◆ TASK REQUIREMENTS
Repeat each record below exactly, dropping the pictures.

◆ DATA LISTING
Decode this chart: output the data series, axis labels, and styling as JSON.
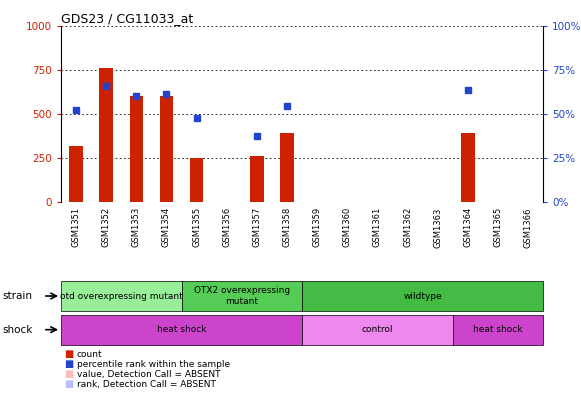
{
  "title": "GDS23 / CG11033_at",
  "samples": [
    "GSM1351",
    "GSM1352",
    "GSM1353",
    "GSM1354",
    "GSM1355",
    "GSM1356",
    "GSM1357",
    "GSM1358",
    "GSM1359",
    "GSM1360",
    "GSM1361",
    "GSM1362",
    "GSM1363",
    "GSM1364",
    "GSM1365",
    "GSM1366"
  ],
  "red_values": [
    320,
    760,
    600,
    600,
    250,
    0,
    260,
    390,
    0,
    0,
    0,
    0,
    0,
    390,
    0,
    0
  ],
  "blue_values": [
    520,
    660,
    600,
    610,
    475,
    0,
    375,
    545,
    0,
    0,
    0,
    0,
    0,
    635,
    0,
    0
  ],
  "ylim_left": [
    0,
    1000
  ],
  "ylim_right": [
    0,
    100
  ],
  "yticks_left": [
    0,
    250,
    500,
    750,
    1000
  ],
  "yticks_right": [
    0,
    25,
    50,
    75,
    100
  ],
  "red_color": "#cc2200",
  "blue_color": "#2244cc",
  "strain_groups": [
    {
      "label": "otd overexpressing mutant",
      "start": 0,
      "end": 4,
      "color": "#99ee99"
    },
    {
      "label": "OTX2 overexpressing\nmutant",
      "start": 4,
      "end": 8,
      "color": "#55cc55"
    },
    {
      "label": "wildtype",
      "start": 8,
      "end": 16,
      "color": "#44bb44"
    }
  ],
  "shock_groups": [
    {
      "label": "heat shock",
      "start": 0,
      "end": 8,
      "color": "#cc44cc"
    },
    {
      "label": "control",
      "start": 8,
      "end": 13,
      "color": "#ee88ee"
    },
    {
      "label": "heat shock",
      "start": 13,
      "end": 16,
      "color": "#cc44cc"
    }
  ],
  "strain_label": "strain",
  "shock_label": "shock",
  "legend_items": [
    {
      "color": "#cc2200",
      "label": "count"
    },
    {
      "color": "#2244cc",
      "label": "percentile rank within the sample"
    },
    {
      "color": "#ffbbbb",
      "label": "value, Detection Call = ABSENT"
    },
    {
      "color": "#bbbbff",
      "label": "rank, Detection Call = ABSENT"
    }
  ],
  "xaxis_bg": "#bbbbbb"
}
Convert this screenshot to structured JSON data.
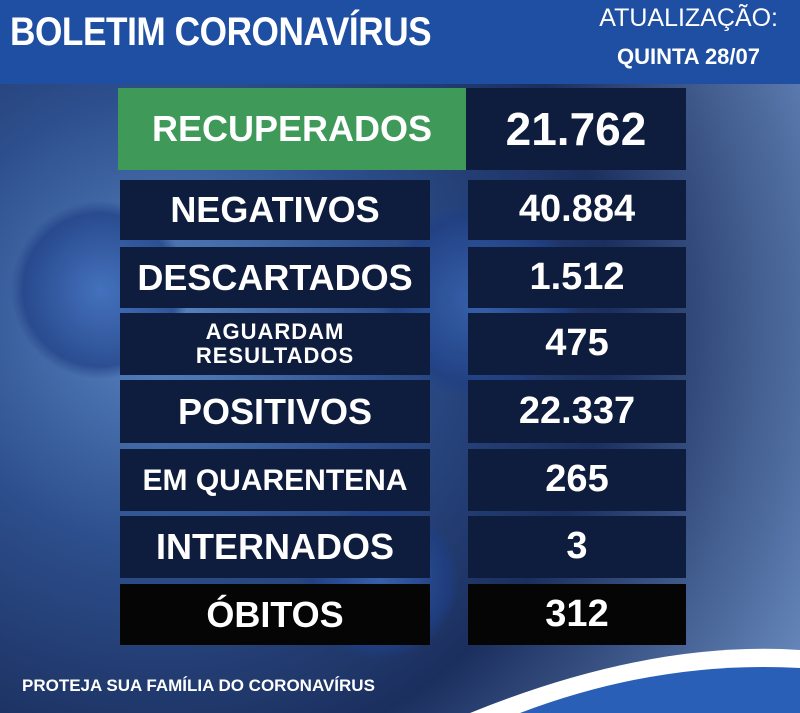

◆ COMPLETE ANSWER
Decode this chart: output the data series, axis labels, and styling as JSON.
{
  "title": "GDS23 / CG11033_at",
  "samples": [
    "GSM1351",
    "GSM1352",
    "GSM1353",
    "GSM1354",
    "GSM1355",
    "GSM1356",
    "GSM1357",
    "GSM1358",
    "GSM1359",
    "GSM1360",
    "GSM1361",
    "GSM1362",
    "GSM1363",
    "GSM1364",
    "GSM1365",
    "GSM1366"
  ],
  "red_values": [
    320,
    760,
    600,
    600,
    250,
    0,
    260,
    390,
    0,
    0,
    0,
    0,
    0,
    390,
    0,
    0
  ],
  "blue_values": [
    520,
    660,
    600,
    610,
    475,
    0,
    375,
    545,
    0,
    0,
    0,
    0,
    0,
    635,
    0,
    0
  ],
  "ylim_left": [
    0,
    1000
  ],
  "ylim_right": [
    0,
    100
  ],
  "yticks_left": [
    0,
    250,
    500,
    750,
    1000
  ],
  "yticks_right": [
    0,
    25,
    50,
    75,
    100
  ],
  "red_color": "#cc2200",
  "blue_color": "#2244cc",
  "strain_groups": [
    {
      "label": "otd overexpressing mutant",
      "start": 0,
      "end": 4,
      "color": "#99ee99"
    },
    {
      "label": "OTX2 overexpressing\nmutant",
      "start": 4,
      "end": 8,
      "color": "#55cc55"
    },
    {
      "label": "wildtype",
      "start": 8,
      "end": 16,
      "color": "#44bb44"
    }
  ],
  "shock_groups": [
    {
      "label": "heat shock",
      "start": 0,
      "end": 8,
      "color": "#cc44cc"
    },
    {
      "label": "control",
      "start": 8,
      "end": 13,
      "color": "#ee88ee"
    },
    {
      "label": "heat shock",
      "start": 13,
      "end": 16,
      "color": "#cc44cc"
    }
  ],
  "strain_label": "strain",
  "shock_label": "shock",
  "legend_items": [
    {
      "color": "#cc2200",
      "label": "count"
    },
    {
      "color": "#2244cc",
      "label": "percentile rank within the sample"
    },
    {
      "color": "#ffbbbb",
      "label": "value, Detection Call = ABSENT"
    },
    {
      "color": "#bbbbff",
      "label": "rank, Detection Call = ABSENT"
    }
  ],
  "xaxis_bg": "#bbbbbb"
}
Convert this screenshot to structured JSON data.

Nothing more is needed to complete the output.